— Work to complete —
Pick out all lines of the entries that include the word "العلوم" and copy them.

— Supplied data —
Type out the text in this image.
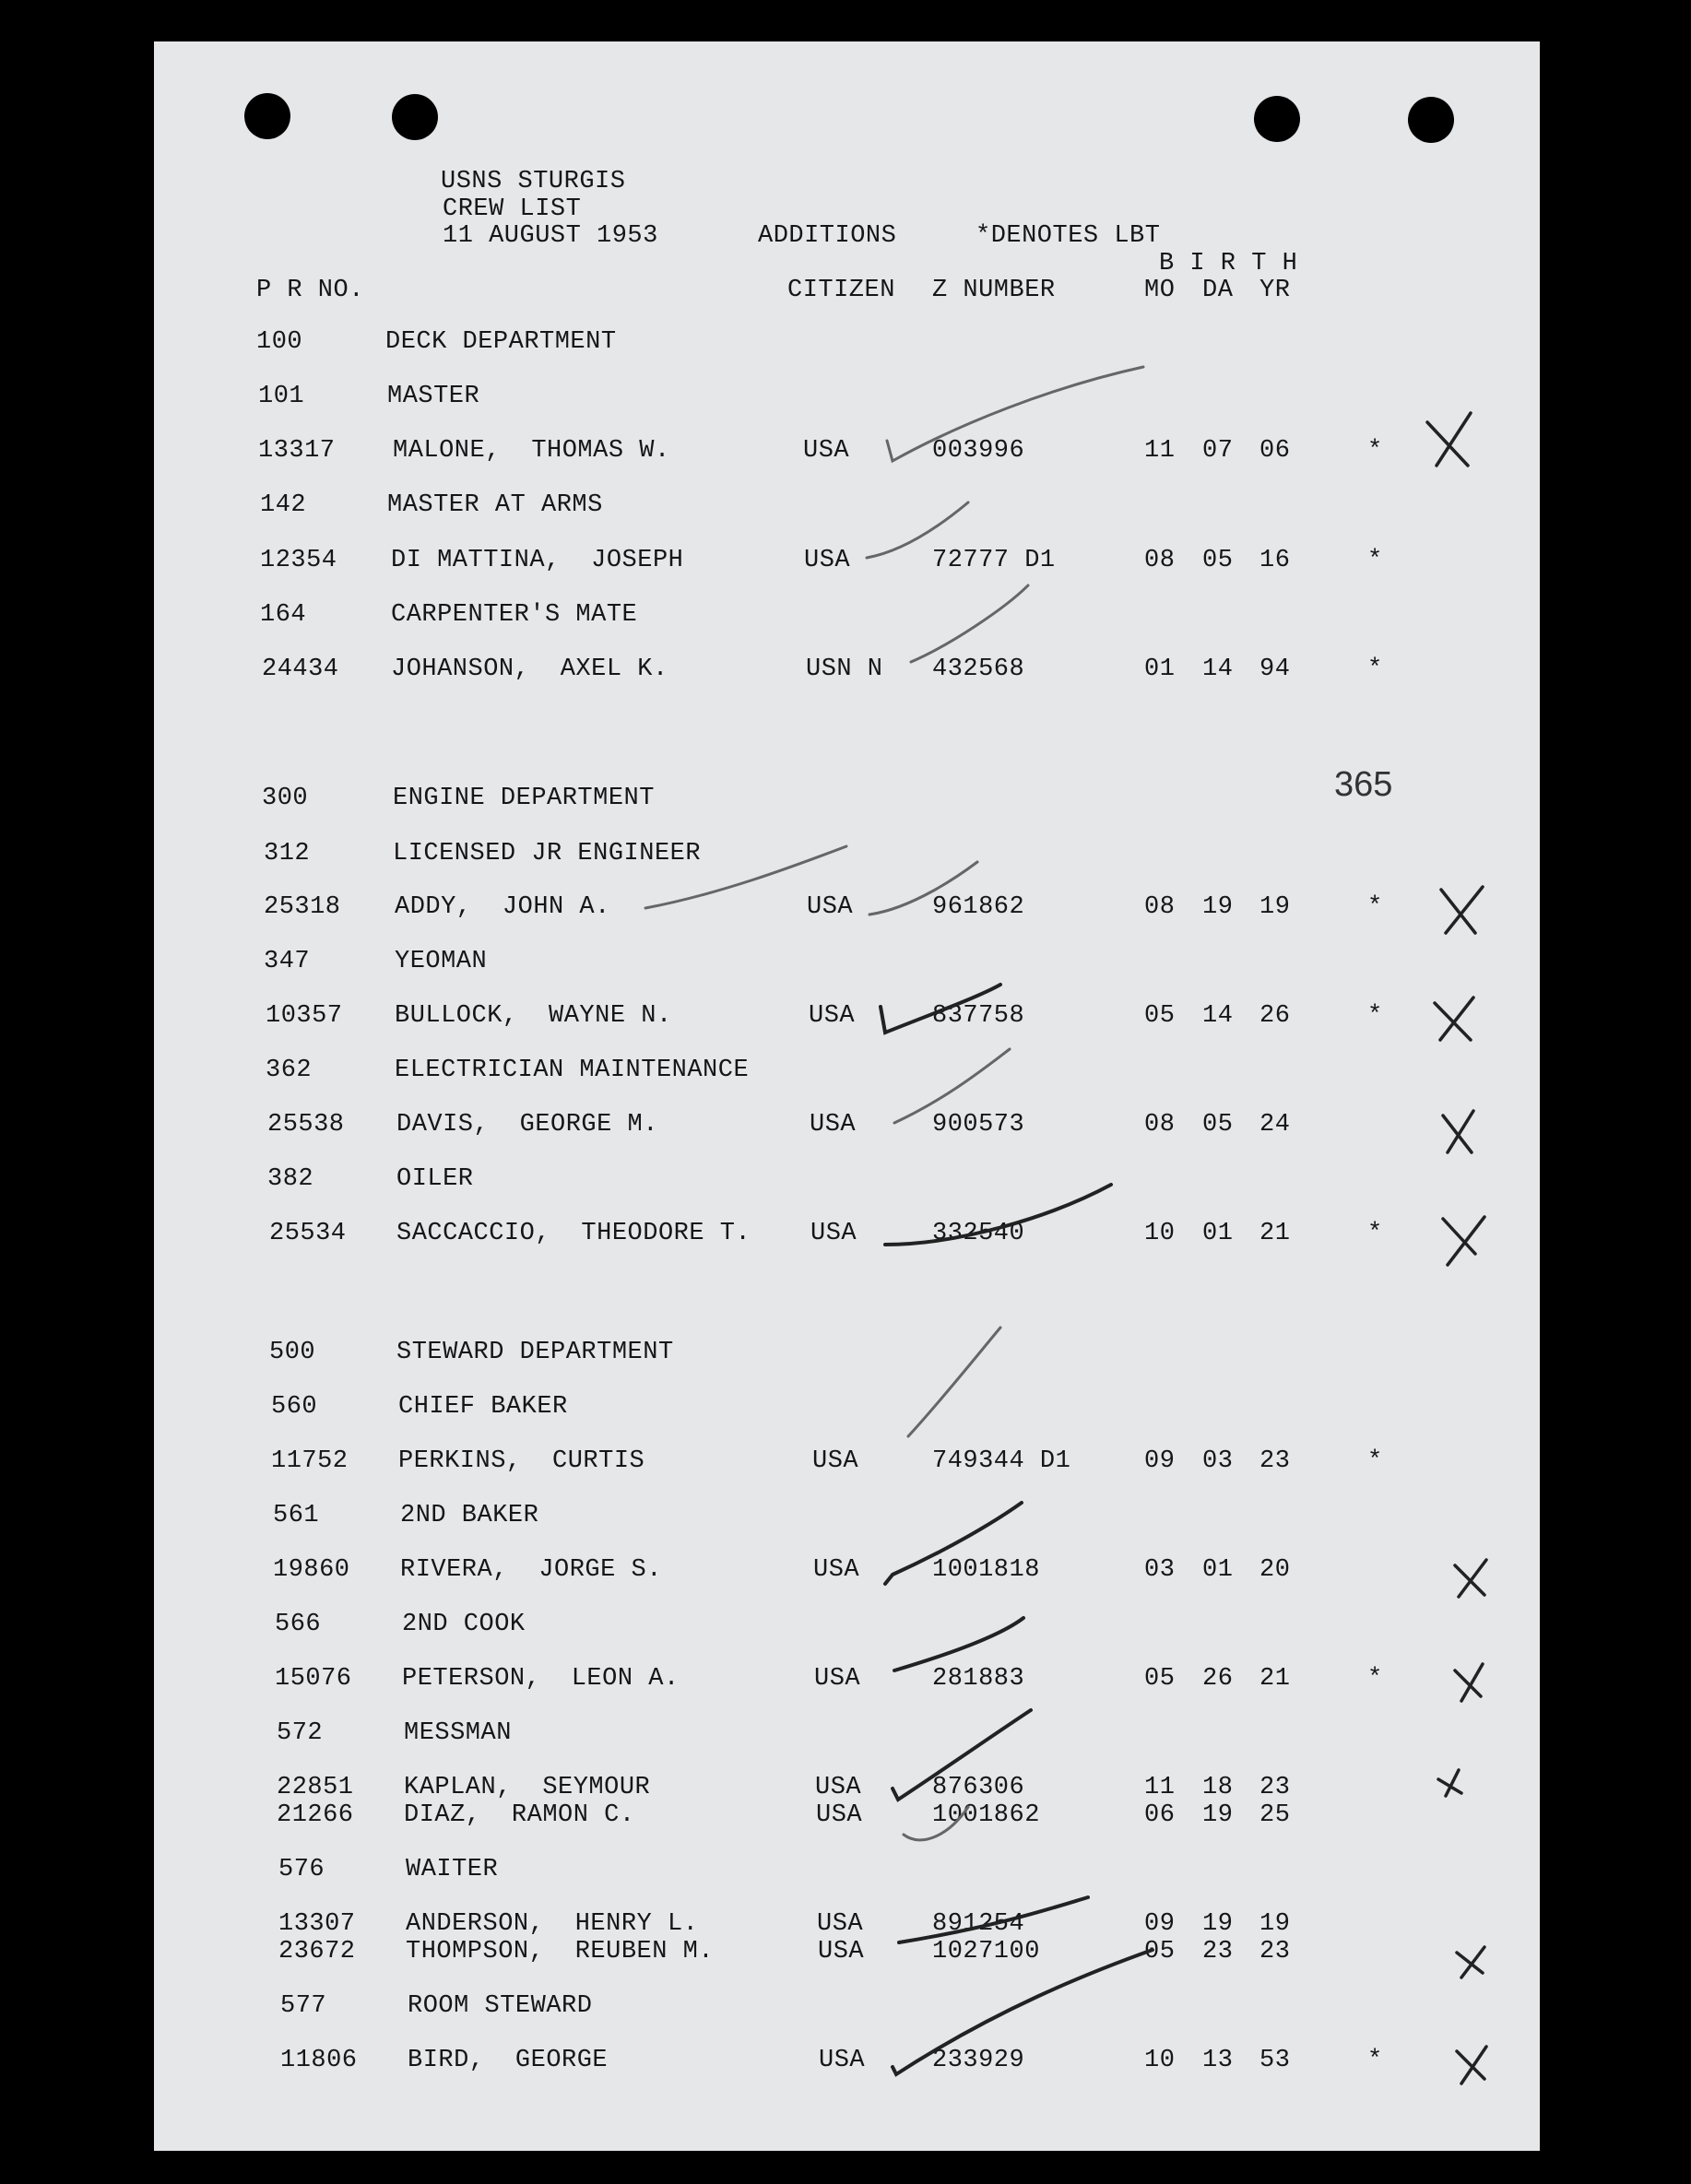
USNS STURGIS
CREW LIST
11 AUGUST 1953	ADDITIONS	*DENOTES LBT
B I R T H
P R NO.	CITIZEN Z NUMBER	MO DA YR
100	DECK DEPARTMENT
101	MASTER
13317 MALONE,  THOMAS W.	USA	003996	11 07 06	*
142	MASTER AT ARMS
12354 DI MATTINA,  JOSEPH	USA	72777 D1	08 05 16	*
164	CARPENTER'S MATE
24434 JOHANSON,  AXEL K.	USN N 432568	01 14 94	*
300	ENGINE DEPARTMENT
312	LICENSED JR ENGINEER
25318 ADDY,  JOHN A.	USA	961862	08 19 19	*
347	YEOMAN
10357 BULLOCK,  WAYNE N.	USA	837758	05 14 26	*
362	ELECTRICIAN MAINTENANCE
25538 DAVIS,  GEORGE M.	USA	900573	08 05 24
382	OILER
25534 SACCACCIO,  THEODORE T. USA	332540	10 01 21	*
500	STEWARD DEPARTMENT
560	CHIEF BAKER
11752 PERKINS,  CURTIS	USA	749344 D1	09 03 23	*
561	2ND BAKER
19860 RIVERA,  JORGE S.	USA	1001818	03 01 20
566	2ND COOK
15076 PETERSON,  LEON A.	USA	281883	05 26 21	*
572	MESSMAN
22851 KAPLAN,  SEYMOUR	USA	876306	11 18 23
21266 DIAZ,  RAMON C.	USA	1001862	06 19 25
576	WAITER
13307 ANDERSON,  HENRY L.	USA	891254	09 19 19
23672 THOMPSON,  REUBEN M.	USA	1027100	05 23 23
577	ROOM STEWARD
11806 BIRD,  GEORGE	USA	233929	10 13 53	*
365
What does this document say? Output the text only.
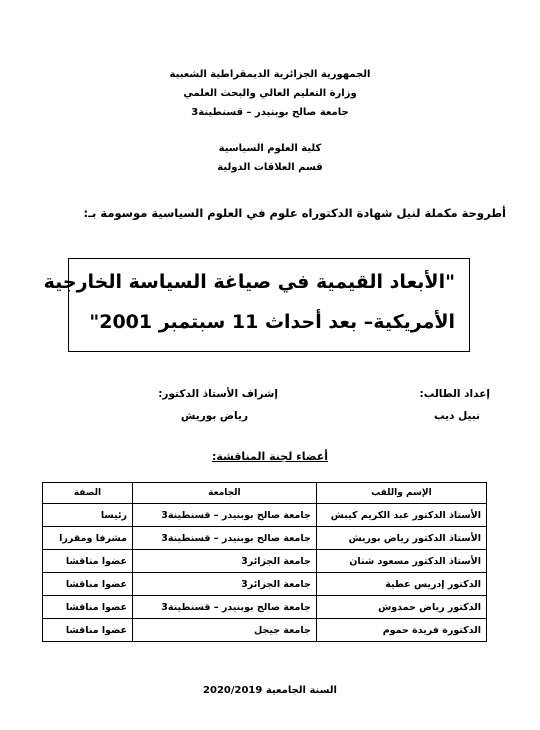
الجمهورية الجزائرية الديمقراطية الشعبية
وزارة التعليم العالي والبحث العلمي
جامعة صالح بوبنيدر – قسنطينة3
كلية العلوم السياسية
قسم العلاقات الدولية
أطروحة مكملة لنيل شهادة الدكتوراه علوم في العلوم السياسية موسومة بـ:
"الأبعاد القيمية في صياغة السياسة الخارجية
الأمريكية– بعد أحداث 11 سبتمبر 2001"
إعداد الطالب:
نبيل ديب
إشراف الأستاذ الدكتور:
رياض بوريش
أعضاء لجنة المناقشة:
الإسم واللقب	الجامعة	الصفة
الأستاذ الدكتور عبد الكريم كيبش	جامعة صالح بوبنيدر – قسنطينة3	رئيسا
الأستاذ الدكتور رياض بوريش	جامعة صالح بوبنيدر – قسنطينة3	مشرفا ومقررا
الأستاذ الدكتور مسعود شنان	جامعة الجزائر3	عضوا مناقشا
الدكتور إدريس عطية	جامعة الجزائر3	عضوا مناقشا
الدكتور رياض حمدوش	جامعة صالح بوبنيدر – قسنطينة3	عضوا مناقشا
الدكتورة فريدة حموم	جامعة جيجل	عضوا مناقشا
السنة الجامعية 2020/2019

— Result —
كلية العلوم السياسية
أطروحة مكملة لنيل شهادة الدكتوراه علوم في العلوم السياسية موسومة بـ:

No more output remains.